[Data records]
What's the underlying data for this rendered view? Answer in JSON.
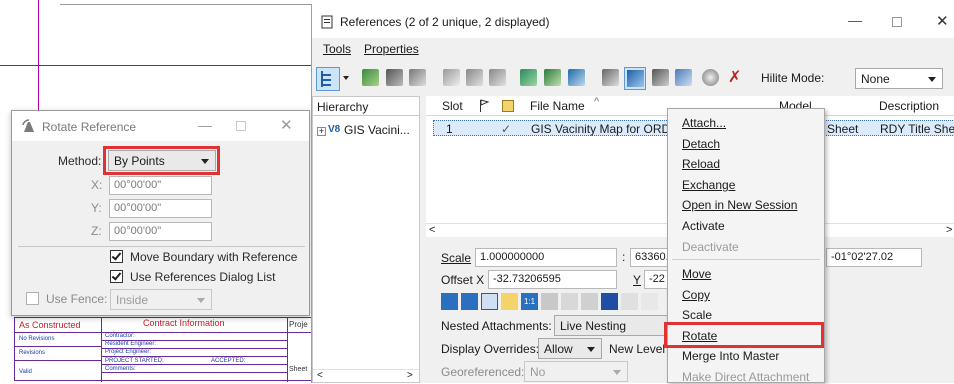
{
  "rotate_dialog": {
    "title": "Rotate Reference",
    "method_label": "Method:",
    "method_value": "By Points",
    "x_label": "X:",
    "x_value": "00°00'00\"",
    "y_label": "Y:",
    "y_value": "00°00'00\"",
    "z_label": "Z:",
    "z_value": "00°00'00\"",
    "move_boundary_label": "Move Boundary with Reference",
    "use_dialog_label": "Use References Dialog List",
    "use_fence_label": "Use Fence:",
    "fence_value": "Inside"
  },
  "references_window": {
    "title": "References (2 of 2 unique, 2 displayed)",
    "menu": [
      "Tools",
      "Properties"
    ],
    "hilite_label": "Hilite Mode:",
    "hilite_value": "None",
    "hierarchy_header": "Hierarchy",
    "hierarchy_item": "GIS Vacini...",
    "columns": {
      "slot": "Slot",
      "file_name": "File Name",
      "model": "Model",
      "description": "Description"
    },
    "row": {
      "slot": "1",
      "check": "✓",
      "file_name": "GIS Vacinity Map for ORD",
      "model": "Sheet",
      "description": "RDY Title Shee"
    },
    "scale_label": "Scale",
    "scale_value": "1.000000000",
    "scale_value2": "63360.0",
    "rotation_value": "-01°02'27.02",
    "offset_label": "Offset X",
    "offset_x_value": "-32.73206595",
    "offset_y_label": "Y",
    "offset_y_value": "-22",
    "nested_label": "Nested Attachments:",
    "nested_value": "Live Nesting",
    "display_overrides_label": "Display Overrides:",
    "display_overrides_value": "Allow",
    "new_level_label": "New Level",
    "georeferenced_label": "Georeferenced:",
    "georeferenced_value": "No"
  },
  "context_menu": {
    "items": [
      "Attach...",
      "Detach",
      "Reload",
      "Exchange",
      "Open in New Session",
      "Activate",
      "Deactivate",
      "Move",
      "Copy",
      "Scale",
      "Rotate",
      "Merge Into Master",
      "Make Direct Attachment"
    ]
  },
  "title_block": {
    "as_constructed": "As Constructed",
    "contract_info": "Contract Information",
    "proj": "Proje",
    "no_revisions": "No Revisions",
    "revisions": "Revisions",
    "valid": "Valid",
    "contractor": "Contractor:",
    "resident_engineer": "Resident Engineer:",
    "project_engineer": "Project Engineer:",
    "project_started": "PROJECT STARTED:",
    "accepted": "ACCEPTED:",
    "comments": "Comments:",
    "sheet": "Sheet"
  },
  "colors": {
    "highlight": "#e03232",
    "selection": "#dcebfb",
    "cad_line": "#b000b0"
  }
}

Problem to solve:
The material above holds pictures; copy everything else in it exactly.

Completed exercise:
What's the underlying data for this rendered view? Answer in JSON.
{
  "rotate_dialog": {
    "title": "Rotate Reference",
    "method_label": "Method:",
    "method_value": "By Points",
    "x_label": "X:",
    "x_value": "00°00'00\"",
    "y_label": "Y:",
    "y_value": "00°00'00\"",
    "z_label": "Z:",
    "z_value": "00°00'00\"",
    "move_boundary_label": "Move Boundary with Reference",
    "use_dialog_label": "Use References Dialog List",
    "use_fence_label": "Use Fence:",
    "fence_value": "Inside"
  },
  "references_window": {
    "title": "References (2 of 2 unique, 2 displayed)",
    "menu": [
      "Tools",
      "Properties"
    ],
    "hilite_label": "Hilite Mode:",
    "hilite_value": "None",
    "hierarchy_header": "Hierarchy",
    "hierarchy_item": "GIS Vacini...",
    "columns": {
      "slot": "Slot",
      "file_name": "File Name",
      "model": "Model",
      "description": "Description"
    },
    "row": {
      "slot": "1",
      "check": "✓",
      "file_name": "GIS Vacinity Map for ORD",
      "model": "Sheet",
      "description": "RDY Title Shee"
    },
    "scale_label": "Scale",
    "scale_value": "1.000000000",
    "scale_value2": "63360.0",
    "rotation_value": "-01°02'27.02",
    "offset_label": "Offset X",
    "offset_x_value": "-32.73206595",
    "offset_y_label": "Y",
    "offset_y_value": "-22",
    "nested_label": "Nested Attachments:",
    "nested_value": "Live Nesting",
    "display_overrides_label": "Display Overrides:",
    "display_overrides_value": "Allow",
    "new_level_label": "New Level",
    "georeferenced_label": "Georeferenced:",
    "georeferenced_value": "No"
  },
  "context_menu": {
    "items": [
      "Attach...",
      "Detach",
      "Reload",
      "Exchange",
      "Open in New Session",
      "Activate",
      "Deactivate",
      "Move",
      "Copy",
      "Scale",
      "Rotate",
      "Merge Into Master",
      "Make Direct Attachment"
    ]
  },
  "title_block": {
    "as_constructed": "As Constructed",
    "contract_info": "Contract Information",
    "proj": "Proje",
    "no_revisions": "No Revisions",
    "revisions": "Revisions",
    "valid": "Valid",
    "contractor": "Contractor:",
    "resident_engineer": "Resident Engineer:",
    "project_engineer": "Project Engineer:",
    "project_started": "PROJECT STARTED:",
    "accepted": "ACCEPTED:",
    "comments": "Comments:",
    "sheet": "Sheet"
  },
  "colors": {
    "highlight": "#e03232",
    "selection": "#dcebfb",
    "cad_line": "#b000b0"
  }
}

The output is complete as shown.